__Given exercise__
From the entries provided below, copy each line that contains the word "النبي".

## Start Dataset extract

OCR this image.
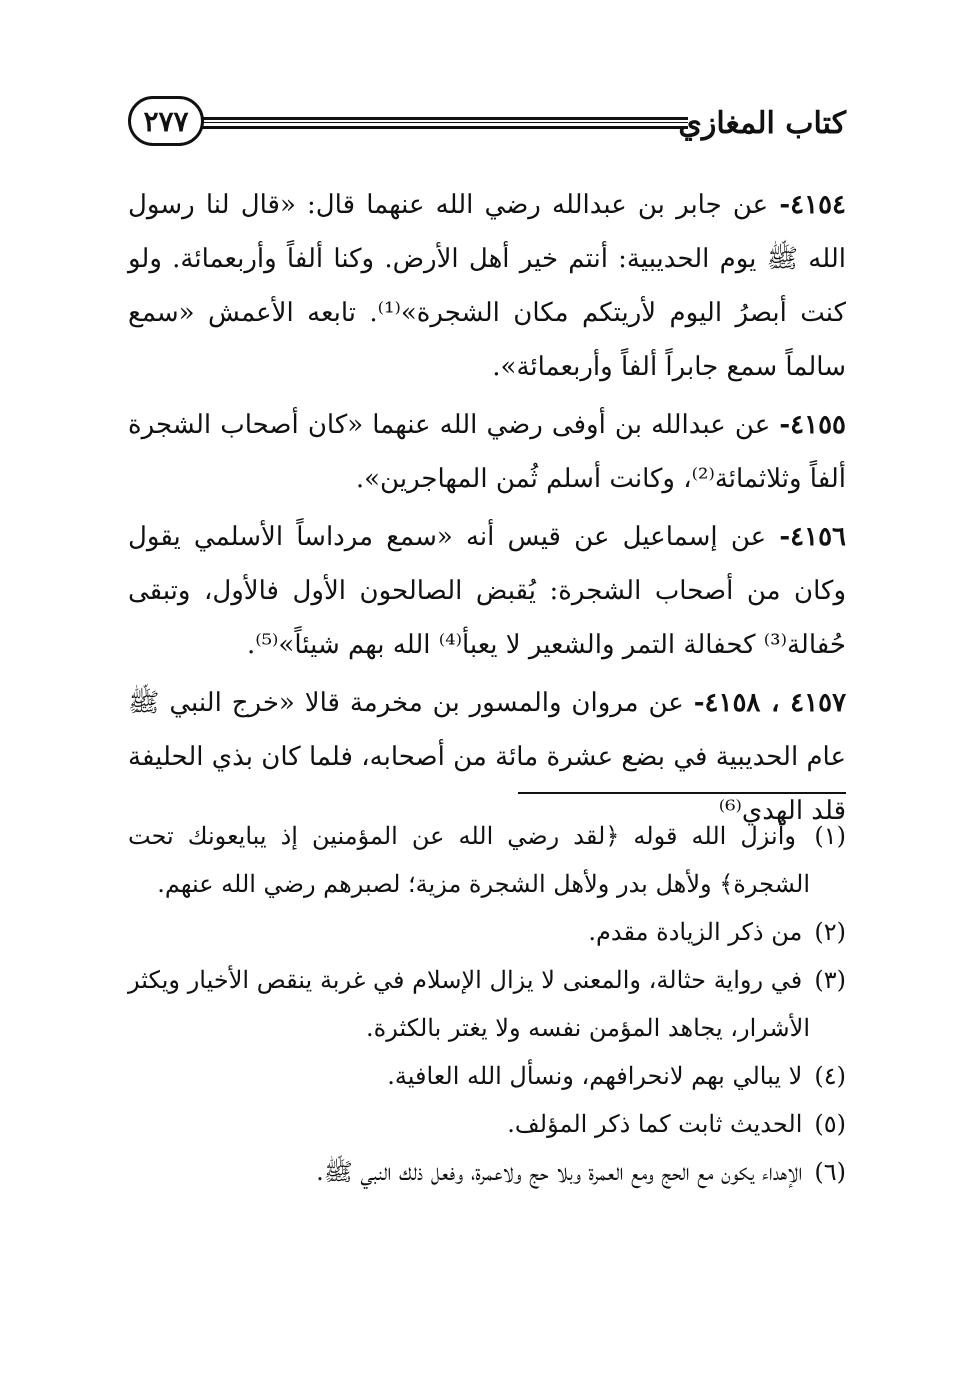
كتاب المغازي
٢٧٧

٤١٥٤- عن جابر بن عبدالله رضي الله عنهما قال: «قال لنا رسول الله ﷺ يوم الحديبية: أنتم خير أهل الأرض. وكنا ألفاً وأربعمائة. ولو كنت أبصرُ اليوم لأريتكم مكان الشجرة»⁽¹⁾. تابعه الأعمش «سمع سالماً سمع جابراً ألفاً وأربعمائة».

٤١٥٥- عن عبدالله بن أوفى رضي الله عنهما «كان أصحاب الشجرة ألفاً وثلاثمائة⁽²⁾، وكانت أسلم ثُمن المهاجرين».

٤١٥٦- عن إسماعيل عن قيس أنه «سمع مرداساً الأسلمي يقول وكان من أصحاب الشجرة: يُقبض الصالحون الأول فالأول، وتبقى حُفالة⁽³⁾ كحفالة التمر والشعير لا يعبأ⁽⁴⁾ الله بهم شيئاً»⁽⁵⁾.

٤١٥٧ ، ٤١٥٨- عن مروان والمسور بن مخرمة قالا «خرج النبي ﷺ عام الحديبية في بضع عشرة مائة من أصحابه، فلما كان بذي الحليفة قلد الهدي⁽⁶⁾

(١) وأنزل الله قوله ﴿لقد رضي الله عن المؤمنين إذ يبايعونك تحت الشجرة﴾ ولأهل بدر ولأهل الشجرة مزية؛ لصبرهم رضي الله عنهم.

(٢) من ذكر الزيادة مقدم.

(٣) في رواية حثالة، والمعنى لا يزال الإسلام في غربة ينقص الأخيار ويكثر الأشرار، يجاهد المؤمن نفسه ولا يغتر بالكثرة.

(٤) لا يبالي بهم لانحرافهم، ونسأل الله العافية.

(٥) الحديث ثابت كما ذكر المؤلف.

(٦) الإهداء يكون مع الحج ومع العمرة وبلا حج ولاعمرة، وفعل ذلك النبي ﷺ.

## End Dataset extract

__Result__
٤١٥٧ ، ٤١٥٨- عن مروان والمسور بن مخرمة قالا «خرج النبي ﷺ عام الحديبية في بضع عشرة مائة من أصحابه، فلما كان بذي الحليفة قلد الهدي⁽⁶⁾
(٦) الإهداء يكون مع الحج ومع العمرة وبلا حج ولاعمرة، وفعل ذلك النبي ﷺ.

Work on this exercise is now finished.